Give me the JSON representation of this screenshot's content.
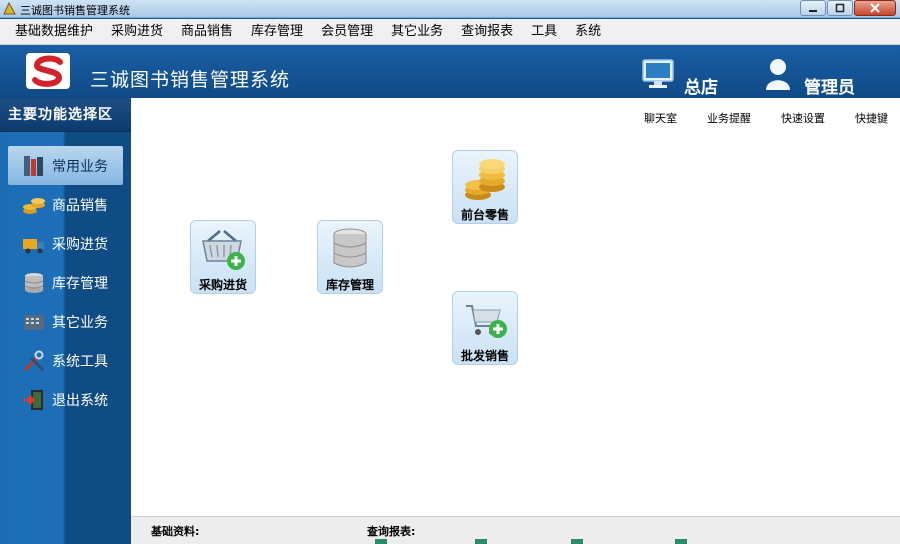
{
  "window": {
    "title": "三诚图书销售管理系统"
  },
  "menubar": {
    "items": [
      "基础数据维护",
      "采购进货",
      "商品销售",
      "库存管理",
      "会员管理",
      "其它业务",
      "查询报表",
      "工具",
      "系统"
    ]
  },
  "header": {
    "app_title": "三诚图书销售管理系统",
    "store_label": "总店",
    "user_label": "管理员"
  },
  "sidebar": {
    "title": "主要功能选择区",
    "items": [
      {
        "label": "常用业务",
        "icon": "bookshelf-icon",
        "active": true
      },
      {
        "label": "商品销售",
        "icon": "coins-icon",
        "active": false
      },
      {
        "label": "采购进货",
        "icon": "truck-icon",
        "active": false
      },
      {
        "label": "库存管理",
        "icon": "database-icon",
        "active": false
      },
      {
        "label": "其它业务",
        "icon": "cash-register-icon",
        "active": false
      },
      {
        "label": "系统工具",
        "icon": "tools-icon",
        "active": false
      },
      {
        "label": "退出系统",
        "icon": "exit-door-icon",
        "active": false
      }
    ]
  },
  "quick_links": [
    "聊天室",
    "业务提醒",
    "快速设置",
    "快捷键"
  ],
  "tiles": {
    "retail": {
      "label": "前台零售",
      "icon": "coins-icon"
    },
    "purchase": {
      "label": "采购进货",
      "icon": "basket-add-icon"
    },
    "inventory": {
      "label": "库存管理",
      "icon": "database-icon"
    },
    "wholesale": {
      "label": "批发销售",
      "icon": "cart-add-icon"
    }
  },
  "bottom": {
    "basic_label": "基础资料:",
    "report_label": "查询报表:"
  },
  "colors": {
    "header_blue": "#0f4a86",
    "sidebar_blue": "#1c6db4",
    "accent_green": "#2b8a6a"
  }
}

┄┄┄┄┄┄┄┄┄┄

WHAT YOU SHOULD DO: Give every record again exactly, apart from the pictures, which stay out.

ANSWER IN FULL:
Give me the JSON representation of this screenshot's content.
{
  "window": {
    "title": "三诚图书销售管理系统"
  },
  "menubar": {
    "items": [
      "基础数据维护",
      "采购进货",
      "商品销售",
      "库存管理",
      "会员管理",
      "其它业务",
      "查询报表",
      "工具",
      "系统"
    ]
  },
  "header": {
    "app_title": "三诚图书销售管理系统",
    "store_label": "总店",
    "user_label": "管理员"
  },
  "sidebar": {
    "title": "主要功能选择区",
    "items": [
      {
        "label": "常用业务",
        "icon": "bookshelf-icon",
        "active": true
      },
      {
        "label": "商品销售",
        "icon": "coins-icon",
        "active": false
      },
      {
        "label": "采购进货",
        "icon": "truck-icon",
        "active": false
      },
      {
        "label": "库存管理",
        "icon": "database-icon",
        "active": false
      },
      {
        "label": "其它业务",
        "icon": "cash-register-icon",
        "active": false
      },
      {
        "label": "系统工具",
        "icon": "tools-icon",
        "active": false
      },
      {
        "label": "退出系统",
        "icon": "exit-door-icon",
        "active": false
      }
    ]
  },
  "quick_links": [
    "聊天室",
    "业务提醒",
    "快速设置",
    "快捷键"
  ],
  "tiles": {
    "retail": {
      "label": "前台零售",
      "icon": "coins-icon"
    },
    "purchase": {
      "label": "采购进货",
      "icon": "basket-add-icon"
    },
    "inventory": {
      "label": "库存管理",
      "icon": "database-icon"
    },
    "wholesale": {
      "label": "批发销售",
      "icon": "cart-add-icon"
    }
  },
  "bottom": {
    "basic_label": "基础资料:",
    "report_label": "查询报表:"
  },
  "colors": {
    "header_blue": "#0f4a86",
    "sidebar_blue": "#1c6db4",
    "accent_green": "#2b8a6a"
  }
}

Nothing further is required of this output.